## What you will do
Read the entries below and pull out each line with the string "networking".

[Figure record extracts]

■ ■ ■

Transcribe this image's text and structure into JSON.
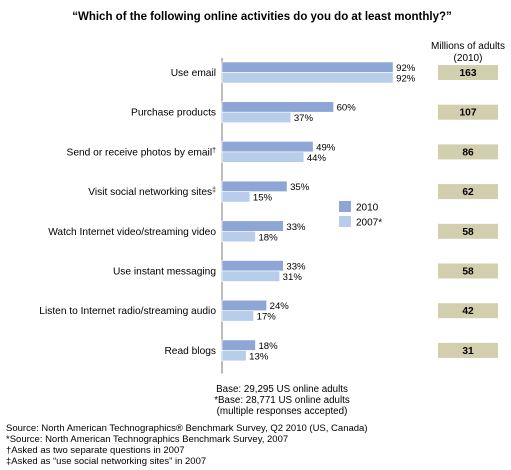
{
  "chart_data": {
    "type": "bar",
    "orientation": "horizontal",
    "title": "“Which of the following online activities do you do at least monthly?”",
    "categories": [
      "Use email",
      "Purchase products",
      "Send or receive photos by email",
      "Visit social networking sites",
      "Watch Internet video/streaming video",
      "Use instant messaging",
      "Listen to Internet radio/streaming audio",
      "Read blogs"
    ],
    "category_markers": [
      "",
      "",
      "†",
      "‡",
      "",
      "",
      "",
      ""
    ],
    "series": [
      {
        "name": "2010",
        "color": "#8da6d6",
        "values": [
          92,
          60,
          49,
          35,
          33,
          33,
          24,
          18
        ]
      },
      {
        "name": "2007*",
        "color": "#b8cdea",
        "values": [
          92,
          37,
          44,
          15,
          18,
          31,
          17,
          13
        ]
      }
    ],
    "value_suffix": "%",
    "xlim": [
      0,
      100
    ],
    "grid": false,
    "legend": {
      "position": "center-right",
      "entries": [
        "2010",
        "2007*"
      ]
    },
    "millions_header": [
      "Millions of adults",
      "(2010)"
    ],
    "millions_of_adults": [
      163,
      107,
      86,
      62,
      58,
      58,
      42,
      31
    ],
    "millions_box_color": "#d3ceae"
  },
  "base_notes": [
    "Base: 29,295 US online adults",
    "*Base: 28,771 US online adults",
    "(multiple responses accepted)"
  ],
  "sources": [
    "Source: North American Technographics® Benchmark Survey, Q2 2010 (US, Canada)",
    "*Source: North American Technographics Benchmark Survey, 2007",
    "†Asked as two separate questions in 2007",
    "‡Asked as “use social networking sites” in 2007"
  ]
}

■ ■ ■

## In response
      "Visit social networking sites",
    "‡Asked as “use social networking sites” in 2007"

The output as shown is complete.